---------- Records for the task

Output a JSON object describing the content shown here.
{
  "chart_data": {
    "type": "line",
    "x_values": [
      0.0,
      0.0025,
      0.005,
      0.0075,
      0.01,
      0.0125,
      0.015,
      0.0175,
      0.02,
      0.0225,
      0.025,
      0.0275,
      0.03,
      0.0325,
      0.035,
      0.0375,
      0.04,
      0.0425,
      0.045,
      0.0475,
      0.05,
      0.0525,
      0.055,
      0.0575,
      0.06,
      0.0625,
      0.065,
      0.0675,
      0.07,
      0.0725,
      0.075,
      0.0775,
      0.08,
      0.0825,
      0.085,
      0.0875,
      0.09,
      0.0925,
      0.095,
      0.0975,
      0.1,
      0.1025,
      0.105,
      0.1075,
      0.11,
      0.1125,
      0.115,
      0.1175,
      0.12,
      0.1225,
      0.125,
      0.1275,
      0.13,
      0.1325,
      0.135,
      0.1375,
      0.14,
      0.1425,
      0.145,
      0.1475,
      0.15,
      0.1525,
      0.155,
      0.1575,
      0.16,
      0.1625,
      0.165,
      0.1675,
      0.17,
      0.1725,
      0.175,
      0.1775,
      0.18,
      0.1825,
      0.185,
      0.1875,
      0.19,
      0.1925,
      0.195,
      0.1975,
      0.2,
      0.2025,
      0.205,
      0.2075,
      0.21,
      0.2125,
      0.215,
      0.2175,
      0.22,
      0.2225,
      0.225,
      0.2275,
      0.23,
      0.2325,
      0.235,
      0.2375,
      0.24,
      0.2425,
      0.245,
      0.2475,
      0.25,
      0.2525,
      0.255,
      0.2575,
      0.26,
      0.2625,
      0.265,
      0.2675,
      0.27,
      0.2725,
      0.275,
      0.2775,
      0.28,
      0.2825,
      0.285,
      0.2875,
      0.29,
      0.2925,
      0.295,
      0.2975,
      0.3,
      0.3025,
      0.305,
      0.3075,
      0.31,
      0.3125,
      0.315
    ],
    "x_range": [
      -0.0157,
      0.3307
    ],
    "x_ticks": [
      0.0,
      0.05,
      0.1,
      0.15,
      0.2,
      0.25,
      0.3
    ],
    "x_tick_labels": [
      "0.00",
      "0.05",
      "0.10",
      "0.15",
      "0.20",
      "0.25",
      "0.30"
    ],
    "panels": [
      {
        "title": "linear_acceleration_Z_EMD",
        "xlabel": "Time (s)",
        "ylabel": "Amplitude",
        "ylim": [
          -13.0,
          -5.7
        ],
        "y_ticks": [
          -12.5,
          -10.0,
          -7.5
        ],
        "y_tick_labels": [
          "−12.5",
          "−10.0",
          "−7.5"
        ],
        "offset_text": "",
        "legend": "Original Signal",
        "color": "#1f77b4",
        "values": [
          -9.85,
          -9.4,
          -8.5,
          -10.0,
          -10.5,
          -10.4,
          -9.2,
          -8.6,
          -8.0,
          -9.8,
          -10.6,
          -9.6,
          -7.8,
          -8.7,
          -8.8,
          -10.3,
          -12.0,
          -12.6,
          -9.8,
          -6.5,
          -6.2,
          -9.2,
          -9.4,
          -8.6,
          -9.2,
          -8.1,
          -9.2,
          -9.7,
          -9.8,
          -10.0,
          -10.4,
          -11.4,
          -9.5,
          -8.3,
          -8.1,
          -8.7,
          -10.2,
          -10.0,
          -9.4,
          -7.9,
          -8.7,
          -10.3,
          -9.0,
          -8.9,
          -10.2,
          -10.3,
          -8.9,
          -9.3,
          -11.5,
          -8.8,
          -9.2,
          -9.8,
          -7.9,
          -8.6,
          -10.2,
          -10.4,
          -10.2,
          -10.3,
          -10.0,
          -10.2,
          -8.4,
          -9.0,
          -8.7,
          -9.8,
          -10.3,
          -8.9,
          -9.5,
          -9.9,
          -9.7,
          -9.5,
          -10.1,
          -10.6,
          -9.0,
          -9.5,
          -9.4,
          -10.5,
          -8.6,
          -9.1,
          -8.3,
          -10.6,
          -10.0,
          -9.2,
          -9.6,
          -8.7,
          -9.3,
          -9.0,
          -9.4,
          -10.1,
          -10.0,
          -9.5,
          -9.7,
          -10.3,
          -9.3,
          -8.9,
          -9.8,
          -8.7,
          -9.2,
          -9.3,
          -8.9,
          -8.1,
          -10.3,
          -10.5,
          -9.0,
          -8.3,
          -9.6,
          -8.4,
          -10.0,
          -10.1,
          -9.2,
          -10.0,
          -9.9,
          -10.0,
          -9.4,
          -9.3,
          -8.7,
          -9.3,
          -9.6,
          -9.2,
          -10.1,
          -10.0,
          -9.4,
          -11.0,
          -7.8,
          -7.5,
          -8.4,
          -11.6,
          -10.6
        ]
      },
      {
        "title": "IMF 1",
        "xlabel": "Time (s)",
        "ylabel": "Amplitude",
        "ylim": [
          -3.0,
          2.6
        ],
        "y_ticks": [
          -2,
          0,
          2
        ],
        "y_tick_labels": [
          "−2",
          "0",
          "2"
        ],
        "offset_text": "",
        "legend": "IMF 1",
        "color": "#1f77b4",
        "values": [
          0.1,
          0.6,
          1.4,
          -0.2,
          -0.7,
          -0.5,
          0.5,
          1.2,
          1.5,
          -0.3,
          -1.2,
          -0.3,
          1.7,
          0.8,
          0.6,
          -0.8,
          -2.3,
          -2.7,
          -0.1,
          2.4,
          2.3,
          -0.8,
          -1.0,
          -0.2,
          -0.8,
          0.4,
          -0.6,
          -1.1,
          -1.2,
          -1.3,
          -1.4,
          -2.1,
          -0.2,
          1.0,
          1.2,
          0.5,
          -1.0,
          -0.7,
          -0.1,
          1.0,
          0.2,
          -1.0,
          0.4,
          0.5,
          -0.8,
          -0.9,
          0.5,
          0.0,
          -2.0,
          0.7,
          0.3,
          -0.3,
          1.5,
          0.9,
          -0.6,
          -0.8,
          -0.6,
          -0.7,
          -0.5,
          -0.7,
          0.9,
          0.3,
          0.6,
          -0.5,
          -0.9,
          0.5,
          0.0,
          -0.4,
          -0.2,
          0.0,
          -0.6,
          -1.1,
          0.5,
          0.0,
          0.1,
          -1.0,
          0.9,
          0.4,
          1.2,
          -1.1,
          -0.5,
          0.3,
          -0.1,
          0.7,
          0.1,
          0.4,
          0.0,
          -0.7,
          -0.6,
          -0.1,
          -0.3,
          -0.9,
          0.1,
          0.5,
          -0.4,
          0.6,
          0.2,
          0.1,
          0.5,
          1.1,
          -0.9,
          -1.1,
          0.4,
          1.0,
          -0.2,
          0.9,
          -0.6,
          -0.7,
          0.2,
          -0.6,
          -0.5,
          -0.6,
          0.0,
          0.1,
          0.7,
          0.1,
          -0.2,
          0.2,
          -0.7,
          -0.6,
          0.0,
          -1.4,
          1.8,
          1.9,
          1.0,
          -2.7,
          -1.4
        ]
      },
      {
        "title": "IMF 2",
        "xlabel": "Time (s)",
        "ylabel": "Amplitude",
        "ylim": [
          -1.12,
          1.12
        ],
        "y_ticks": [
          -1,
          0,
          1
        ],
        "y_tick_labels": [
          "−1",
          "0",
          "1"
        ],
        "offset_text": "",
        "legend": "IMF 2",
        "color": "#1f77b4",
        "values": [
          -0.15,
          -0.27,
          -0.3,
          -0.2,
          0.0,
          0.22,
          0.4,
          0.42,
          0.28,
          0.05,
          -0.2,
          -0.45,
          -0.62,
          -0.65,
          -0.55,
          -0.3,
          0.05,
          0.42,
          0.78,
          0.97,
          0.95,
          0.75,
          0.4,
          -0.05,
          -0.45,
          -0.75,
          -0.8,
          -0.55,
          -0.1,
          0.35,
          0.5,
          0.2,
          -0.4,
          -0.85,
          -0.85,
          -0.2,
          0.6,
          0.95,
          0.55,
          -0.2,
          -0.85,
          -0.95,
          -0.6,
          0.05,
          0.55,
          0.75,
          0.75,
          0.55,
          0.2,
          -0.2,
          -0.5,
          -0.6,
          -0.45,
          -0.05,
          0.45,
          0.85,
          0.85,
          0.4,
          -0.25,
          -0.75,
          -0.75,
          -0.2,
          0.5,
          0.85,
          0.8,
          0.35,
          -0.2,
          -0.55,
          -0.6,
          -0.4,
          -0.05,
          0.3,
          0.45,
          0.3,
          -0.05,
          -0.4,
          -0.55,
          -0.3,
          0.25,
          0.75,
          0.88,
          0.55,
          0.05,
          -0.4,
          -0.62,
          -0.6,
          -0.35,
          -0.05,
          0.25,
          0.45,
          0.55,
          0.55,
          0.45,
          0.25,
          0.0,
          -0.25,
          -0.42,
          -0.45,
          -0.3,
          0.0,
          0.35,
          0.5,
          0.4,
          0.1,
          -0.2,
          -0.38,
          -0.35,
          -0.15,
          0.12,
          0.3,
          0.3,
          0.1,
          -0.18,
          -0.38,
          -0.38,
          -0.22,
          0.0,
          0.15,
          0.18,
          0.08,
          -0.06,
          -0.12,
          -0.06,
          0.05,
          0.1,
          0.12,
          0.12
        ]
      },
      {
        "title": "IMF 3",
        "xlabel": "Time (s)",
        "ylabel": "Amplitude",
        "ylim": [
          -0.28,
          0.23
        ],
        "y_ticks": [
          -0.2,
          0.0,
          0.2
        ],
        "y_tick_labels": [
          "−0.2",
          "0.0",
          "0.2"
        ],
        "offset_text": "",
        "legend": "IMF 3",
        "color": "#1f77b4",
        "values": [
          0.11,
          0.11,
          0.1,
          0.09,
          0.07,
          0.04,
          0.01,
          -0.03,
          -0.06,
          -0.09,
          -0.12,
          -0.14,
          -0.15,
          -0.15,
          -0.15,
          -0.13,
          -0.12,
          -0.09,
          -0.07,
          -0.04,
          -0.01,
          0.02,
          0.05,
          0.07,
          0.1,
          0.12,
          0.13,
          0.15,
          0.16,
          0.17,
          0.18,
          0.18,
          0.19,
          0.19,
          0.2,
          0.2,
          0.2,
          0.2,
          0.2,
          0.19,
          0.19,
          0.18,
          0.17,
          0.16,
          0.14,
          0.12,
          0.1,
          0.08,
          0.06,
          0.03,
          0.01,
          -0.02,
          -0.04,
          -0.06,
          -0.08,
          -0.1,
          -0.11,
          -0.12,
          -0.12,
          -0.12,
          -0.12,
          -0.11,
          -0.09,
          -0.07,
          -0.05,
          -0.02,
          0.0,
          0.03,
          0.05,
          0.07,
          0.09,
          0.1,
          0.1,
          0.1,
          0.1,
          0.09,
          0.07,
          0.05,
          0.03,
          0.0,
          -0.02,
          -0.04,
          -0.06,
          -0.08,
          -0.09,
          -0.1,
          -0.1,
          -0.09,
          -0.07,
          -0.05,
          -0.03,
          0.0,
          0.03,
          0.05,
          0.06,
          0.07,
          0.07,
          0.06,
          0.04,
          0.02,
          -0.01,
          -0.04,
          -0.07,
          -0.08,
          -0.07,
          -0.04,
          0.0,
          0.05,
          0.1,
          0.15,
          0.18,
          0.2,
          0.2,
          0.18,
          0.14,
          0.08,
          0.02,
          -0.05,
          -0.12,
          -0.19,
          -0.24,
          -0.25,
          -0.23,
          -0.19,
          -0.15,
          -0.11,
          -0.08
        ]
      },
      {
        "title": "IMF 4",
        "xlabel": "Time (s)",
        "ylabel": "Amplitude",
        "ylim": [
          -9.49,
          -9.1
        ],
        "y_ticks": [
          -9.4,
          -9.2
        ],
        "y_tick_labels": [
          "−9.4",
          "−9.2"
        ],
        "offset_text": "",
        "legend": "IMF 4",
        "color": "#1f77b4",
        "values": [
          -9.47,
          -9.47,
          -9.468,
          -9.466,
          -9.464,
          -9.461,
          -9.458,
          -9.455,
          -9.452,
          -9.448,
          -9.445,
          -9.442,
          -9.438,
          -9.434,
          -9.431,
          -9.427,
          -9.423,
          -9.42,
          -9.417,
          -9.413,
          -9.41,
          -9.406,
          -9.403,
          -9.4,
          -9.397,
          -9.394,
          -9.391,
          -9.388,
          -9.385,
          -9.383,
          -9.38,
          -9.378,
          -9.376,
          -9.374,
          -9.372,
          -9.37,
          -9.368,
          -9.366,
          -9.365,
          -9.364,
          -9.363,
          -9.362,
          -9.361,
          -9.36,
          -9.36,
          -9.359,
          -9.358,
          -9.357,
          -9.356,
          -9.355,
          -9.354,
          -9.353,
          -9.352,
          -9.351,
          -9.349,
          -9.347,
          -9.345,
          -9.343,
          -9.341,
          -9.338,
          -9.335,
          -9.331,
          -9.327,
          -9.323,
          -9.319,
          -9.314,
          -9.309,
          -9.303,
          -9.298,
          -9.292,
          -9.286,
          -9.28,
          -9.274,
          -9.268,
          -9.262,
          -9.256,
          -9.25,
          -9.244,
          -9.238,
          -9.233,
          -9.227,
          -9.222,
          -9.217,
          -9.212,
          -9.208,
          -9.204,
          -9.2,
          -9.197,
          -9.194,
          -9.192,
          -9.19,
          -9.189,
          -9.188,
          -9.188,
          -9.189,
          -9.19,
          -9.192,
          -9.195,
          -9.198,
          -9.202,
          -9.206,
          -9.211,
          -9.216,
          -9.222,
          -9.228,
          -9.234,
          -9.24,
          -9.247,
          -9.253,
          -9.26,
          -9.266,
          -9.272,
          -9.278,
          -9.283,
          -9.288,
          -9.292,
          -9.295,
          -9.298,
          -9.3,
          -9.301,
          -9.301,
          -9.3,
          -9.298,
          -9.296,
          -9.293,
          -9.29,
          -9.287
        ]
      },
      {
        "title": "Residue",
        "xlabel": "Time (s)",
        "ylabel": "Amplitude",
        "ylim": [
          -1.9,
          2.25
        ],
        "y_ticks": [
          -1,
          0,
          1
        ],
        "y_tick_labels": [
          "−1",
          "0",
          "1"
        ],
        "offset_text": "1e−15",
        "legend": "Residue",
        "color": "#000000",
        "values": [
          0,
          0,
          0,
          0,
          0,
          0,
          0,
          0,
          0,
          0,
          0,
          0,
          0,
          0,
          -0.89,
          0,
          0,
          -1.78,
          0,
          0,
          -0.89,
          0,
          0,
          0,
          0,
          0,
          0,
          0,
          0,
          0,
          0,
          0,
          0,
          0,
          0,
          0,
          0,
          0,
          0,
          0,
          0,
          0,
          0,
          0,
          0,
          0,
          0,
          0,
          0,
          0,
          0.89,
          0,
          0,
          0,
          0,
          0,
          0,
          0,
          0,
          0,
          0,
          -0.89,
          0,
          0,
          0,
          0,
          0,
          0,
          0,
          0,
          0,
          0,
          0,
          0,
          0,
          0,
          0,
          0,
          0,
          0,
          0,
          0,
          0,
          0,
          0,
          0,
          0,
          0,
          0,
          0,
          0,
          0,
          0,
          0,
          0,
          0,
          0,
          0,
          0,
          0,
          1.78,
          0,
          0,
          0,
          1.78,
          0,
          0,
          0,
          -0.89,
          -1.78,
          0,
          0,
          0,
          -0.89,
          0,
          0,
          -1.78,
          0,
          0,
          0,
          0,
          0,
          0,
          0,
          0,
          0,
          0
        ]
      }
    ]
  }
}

--------------------

* Instruction *
From the listing above, copy out each line where the word "title" appears.

* Worked answer *
        "title": "linear_acceleration_Z_EMD",
        "title": "IMF 1",
        "title": "IMF 2",
        "title": "IMF 3",
        "title": "IMF 4",
        "title": "Residue",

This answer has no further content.